# Task details:
Write the material out again in full, word for word. Do not include the pictures.

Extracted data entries

◆ ◆ ◆ ◆

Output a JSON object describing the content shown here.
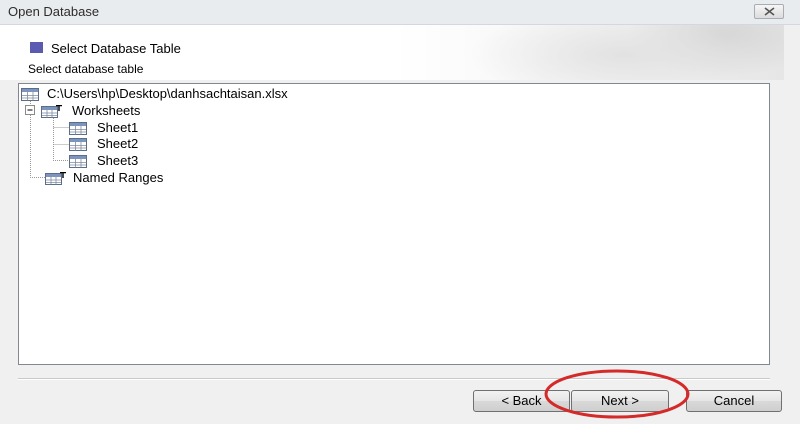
{
  "window": {
    "title": "Open Database"
  },
  "header": {
    "title": "Select Database Table",
    "subtitle": "Select database table"
  },
  "tree": {
    "root": "C:\\Users\\hp\\Desktop\\danhsachtaisan.xlsx",
    "worksheets_label": "Worksheets",
    "sheets": [
      "Sheet1",
      "Sheet2",
      "Sheet3"
    ],
    "named_ranges_label": "Named Ranges"
  },
  "buttons": {
    "back": "< Back",
    "next": "Next >",
    "cancel": "Cancel"
  },
  "annotation": {
    "highlight_color": "#d42a2a",
    "highlight_target": "Next >"
  },
  "colors": {
    "header_square": "#5a5ab0",
    "tree_border": "#828790",
    "window_bg": "#f0f0f0"
  },
  "icons": [
    "close-icon",
    "table-icon",
    "minus-expander-icon",
    "folder-table-icon"
  ]
}
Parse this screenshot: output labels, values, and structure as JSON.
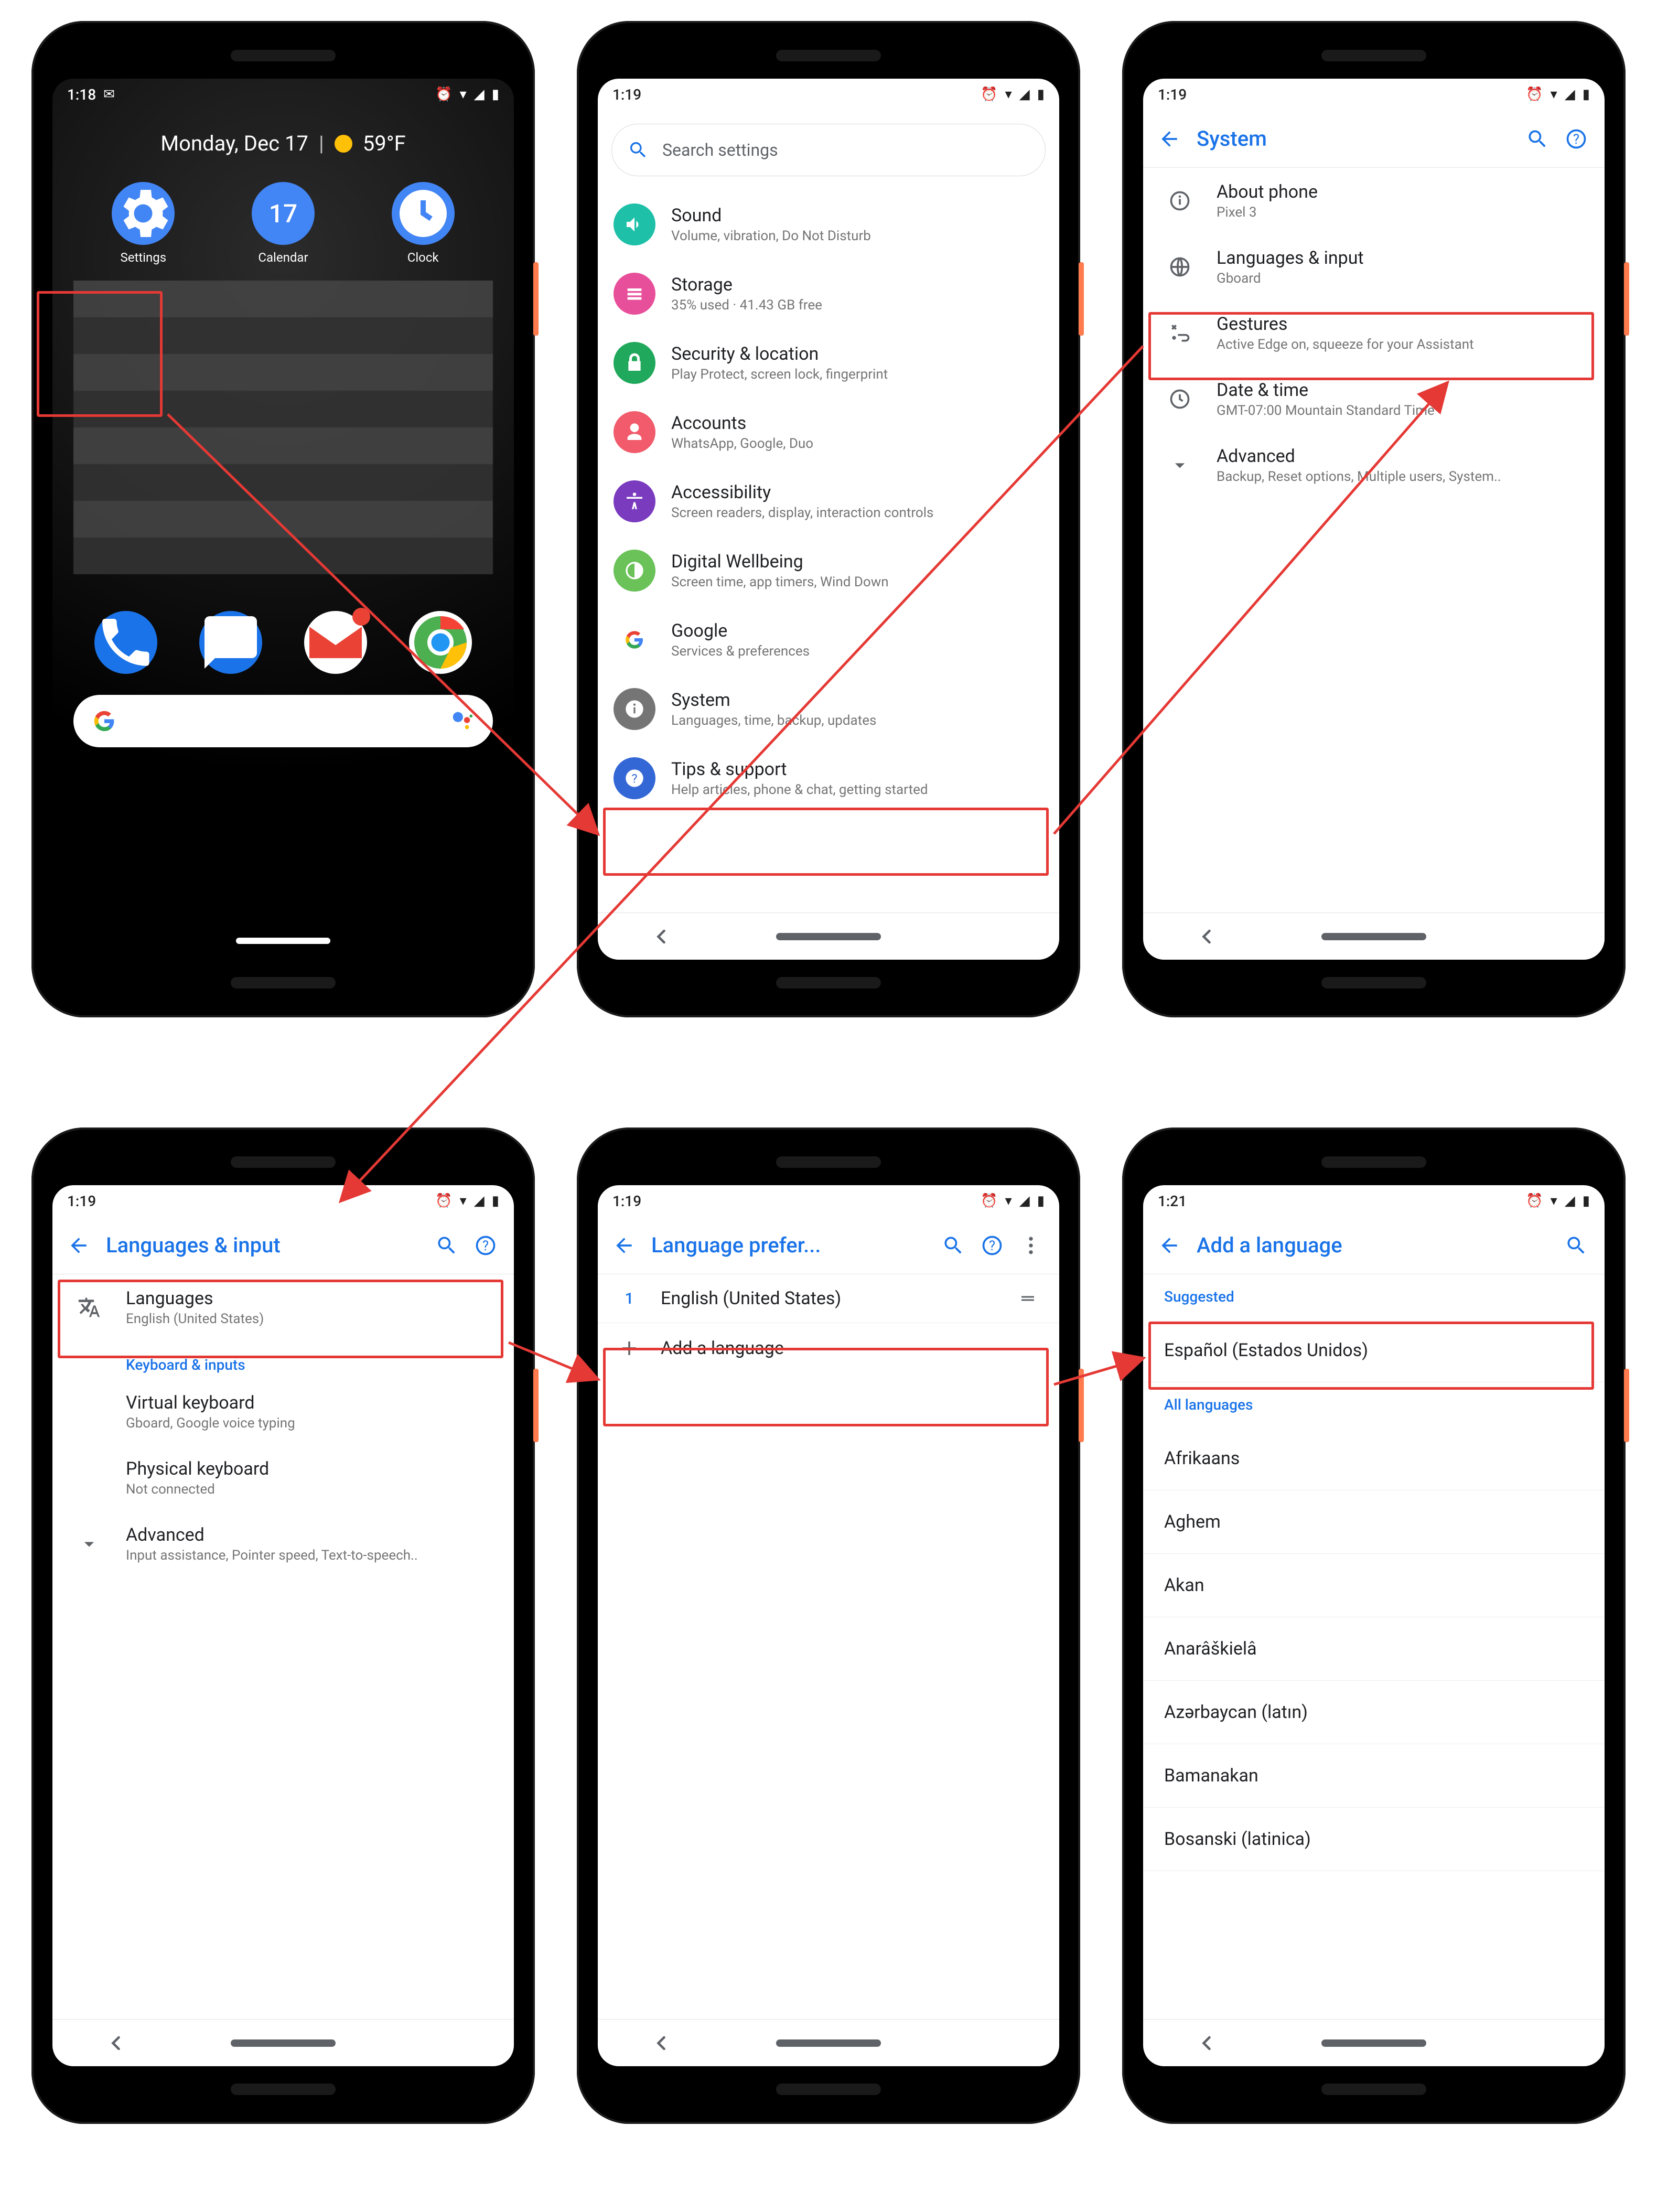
{
  "screen1": {
    "statusbar": {
      "time": "1:18"
    },
    "date_line": "Monday, Dec 17",
    "temperature": "59°F",
    "apps": [
      {
        "name": "Settings"
      },
      {
        "name": "Calendar",
        "badge": "17"
      },
      {
        "name": "Clock"
      }
    ],
    "dock": [
      "Phone",
      "Messages",
      "Gmail",
      "Chrome"
    ]
  },
  "screen2": {
    "statusbar": {
      "time": "1:19"
    },
    "search_placeholder": "Search settings",
    "rows": [
      {
        "icon": "volume",
        "color": "c-teal",
        "title": "Sound",
        "sub": "Volume, vibration, Do Not Disturb"
      },
      {
        "icon": "storage",
        "color": "c-pink",
        "title": "Storage",
        "sub": "35% used · 41.43 GB free"
      },
      {
        "icon": "lock",
        "color": "c-green",
        "title": "Security & location",
        "sub": "Play Protect, screen lock, fingerprint"
      },
      {
        "icon": "account",
        "color": "c-red",
        "title": "Accounts",
        "sub": "WhatsApp, Google, Duo"
      },
      {
        "icon": "a11y",
        "color": "c-purple",
        "title": "Accessibility",
        "sub": "Screen readers, display, interaction controls"
      },
      {
        "icon": "wellbeing",
        "color": "c-lime",
        "title": "Digital Wellbeing",
        "sub": "Screen time, app timers, Wind Down"
      },
      {
        "icon": "google",
        "color": "c-white",
        "title": "Google",
        "sub": "Services & preferences"
      },
      {
        "icon": "info",
        "color": "c-grey",
        "title": "System",
        "sub": "Languages, time, backup, updates"
      },
      {
        "icon": "help",
        "color": "c-navy",
        "title": "Tips & support",
        "sub": "Help articles, phone & chat, getting started"
      }
    ]
  },
  "screen3": {
    "statusbar": {
      "time": "1:19"
    },
    "title": "System",
    "rows": [
      {
        "icon": "phone-info",
        "title": "About phone",
        "sub": "Pixel 3"
      },
      {
        "icon": "globe",
        "title": "Languages & input",
        "sub": "Gboard"
      },
      {
        "icon": "gesture",
        "title": "Gestures",
        "sub": "Active Edge on, squeeze for your Assistant"
      },
      {
        "icon": "clock",
        "title": "Date & time",
        "sub": "GMT-07:00 Mountain Standard Time"
      },
      {
        "icon": "chev",
        "title": "Advanced",
        "sub": "Backup, Reset options, Multiple users, System.."
      }
    ]
  },
  "screen4": {
    "statusbar": {
      "time": "1:19"
    },
    "title": "Languages & input",
    "rows": [
      {
        "icon": "translate",
        "title": "Languages",
        "sub": "English (United States)"
      }
    ],
    "section_keyboard": "Keyboard & inputs",
    "kb_rows": [
      {
        "title": "Virtual keyboard",
        "sub": "Gboard, Google voice typing"
      },
      {
        "title": "Physical keyboard",
        "sub": "Not connected"
      }
    ],
    "adv": {
      "title": "Advanced",
      "sub": "Input assistance, Pointer speed, Text-to-speech.."
    }
  },
  "screen5": {
    "statusbar": {
      "time": "1:19"
    },
    "title": "Language prefer...",
    "lang_num": "1",
    "lang_current": "English (United States)",
    "add_label": "Add a language"
  },
  "screen6": {
    "statusbar": {
      "time": "1:21"
    },
    "title": "Add a language",
    "suggested_header": "Suggested",
    "suggested": [
      "Español (Estados Unidos)"
    ],
    "all_header": "All languages",
    "all": [
      "Afrikaans",
      "Aghem",
      "Akan",
      "Anarâškielâ",
      "Azərbaycan (latın)",
      "Bamanakan",
      "Bosanski (latinica)"
    ]
  }
}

◆ ◆ ◆ ◆

# Exercise result:
Output a JSON object describing the content shown here.
{
  "window": {
    "title": "Open Database"
  },
  "header": {
    "title": "Select Database Table",
    "subtitle": "Select database table"
  },
  "tree": {
    "root": "C:\\Users\\hp\\Desktop\\danhsachtaisan.xlsx",
    "worksheets_label": "Worksheets",
    "sheets": [
      "Sheet1",
      "Sheet2",
      "Sheet3"
    ],
    "named_ranges_label": "Named Ranges"
  },
  "buttons": {
    "back": "< Back",
    "next": "Next >",
    "cancel": "Cancel"
  },
  "annotation": {
    "highlight_color": "#d42a2a",
    "highlight_target": "Next >"
  },
  "colors": {
    "header_square": "#5a5ab0",
    "tree_border": "#828790",
    "window_bg": "#f0f0f0"
  },
  "icons": [
    "close-icon",
    "table-icon",
    "minus-expander-icon",
    "folder-table-icon"
  ]
}
Parse this screenshot: output labels, values, and structure as JSON.
{
  "screen1": {
    "statusbar": {
      "time": "1:18"
    },
    "date_line": "Monday, Dec 17",
    "temperature": "59°F",
    "apps": [
      {
        "name": "Settings"
      },
      {
        "name": "Calendar",
        "badge": "17"
      },
      {
        "name": "Clock"
      }
    ],
    "dock": [
      "Phone",
      "Messages",
      "Gmail",
      "Chrome"
    ]
  },
  "screen2": {
    "statusbar": {
      "time": "1:19"
    },
    "search_placeholder": "Search settings",
    "rows": [
      {
        "icon": "volume",
        "color": "c-teal",
        "title": "Sound",
        "sub": "Volume, vibration, Do Not Disturb"
      },
      {
        "icon": "storage",
        "color": "c-pink",
        "title": "Storage",
        "sub": "35% used · 41.43 GB free"
      },
      {
        "icon": "lock",
        "color": "c-green",
        "title": "Security & location",
        "sub": "Play Protect, screen lock, fingerprint"
      },
      {
        "icon": "account",
        "color": "c-red",
        "title": "Accounts",
        "sub": "WhatsApp, Google, Duo"
      },
      {
        "icon": "a11y",
        "color": "c-purple",
        "title": "Accessibility",
        "sub": "Screen readers, display, interaction controls"
      },
      {
        "icon": "wellbeing",
        "color": "c-lime",
        "title": "Digital Wellbeing",
        "sub": "Screen time, app timers, Wind Down"
      },
      {
        "icon": "google",
        "color": "c-white",
        "title": "Google",
        "sub": "Services & preferences"
      },
      {
        "icon": "info",
        "color": "c-grey",
        "title": "System",
        "sub": "Languages, time, backup, updates"
      },
      {
        "icon": "help",
        "color": "c-navy",
        "title": "Tips & support",
        "sub": "Help articles, phone & chat, getting started"
      }
    ]
  },
  "screen3": {
    "statusbar": {
      "time": "1:19"
    },
    "title": "System",
    "rows": [
      {
        "icon": "phone-info",
        "title": "About phone",
        "sub": "Pixel 3"
      },
      {
        "icon": "globe",
        "title": "Languages & input",
        "sub": "Gboard"
      },
      {
        "icon": "gesture",
        "title": "Gestures",
        "sub": "Active Edge on, squeeze for your Assistant"
      },
      {
        "icon": "clock",
        "title": "Date & time",
        "sub": "GMT-07:00 Mountain Standard Time"
      },
      {
        "icon": "chev",
        "title": "Advanced",
        "sub": "Backup, Reset options, Multiple users, System.."
      }
    ]
  },
  "screen4": {
    "statusbar": {
      "time": "1:19"
    },
    "title": "Languages & input",
    "rows": [
      {
        "icon": "translate",
        "title": "Languages",
        "sub": "English (United States)"
      }
    ],
    "section_keyboard": "Keyboard & inputs",
    "kb_rows": [
      {
        "title": "Virtual keyboard",
        "sub": "Gboard, Google voice typing"
      },
      {
        "title": "Physical keyboard",
        "sub": "Not connected"
      }
    ],
    "adv": {
      "title": "Advanced",
      "sub": "Input assistance, Pointer speed, Text-to-speech.."
    }
  },
  "screen5": {
    "statusbar": {
      "time": "1:19"
    },
    "title": "Language prefer...",
    "lang_num": "1",
    "lang_current": "English (United States)",
    "add_label": "Add a language"
  },
  "screen6": {
    "statusbar": {
      "time": "1:21"
    },
    "title": "Add a language",
    "suggested_header": "Suggested",
    "suggested": [
      "Español (Estados Unidos)"
    ],
    "all_header": "All languages",
    "all": [
      "Afrikaans",
      "Aghem",
      "Akan",
      "Anarâškielâ",
      "Azərbaycan (latın)",
      "Bamanakan",
      "Bosanski (latinica)"
    ]
  }
}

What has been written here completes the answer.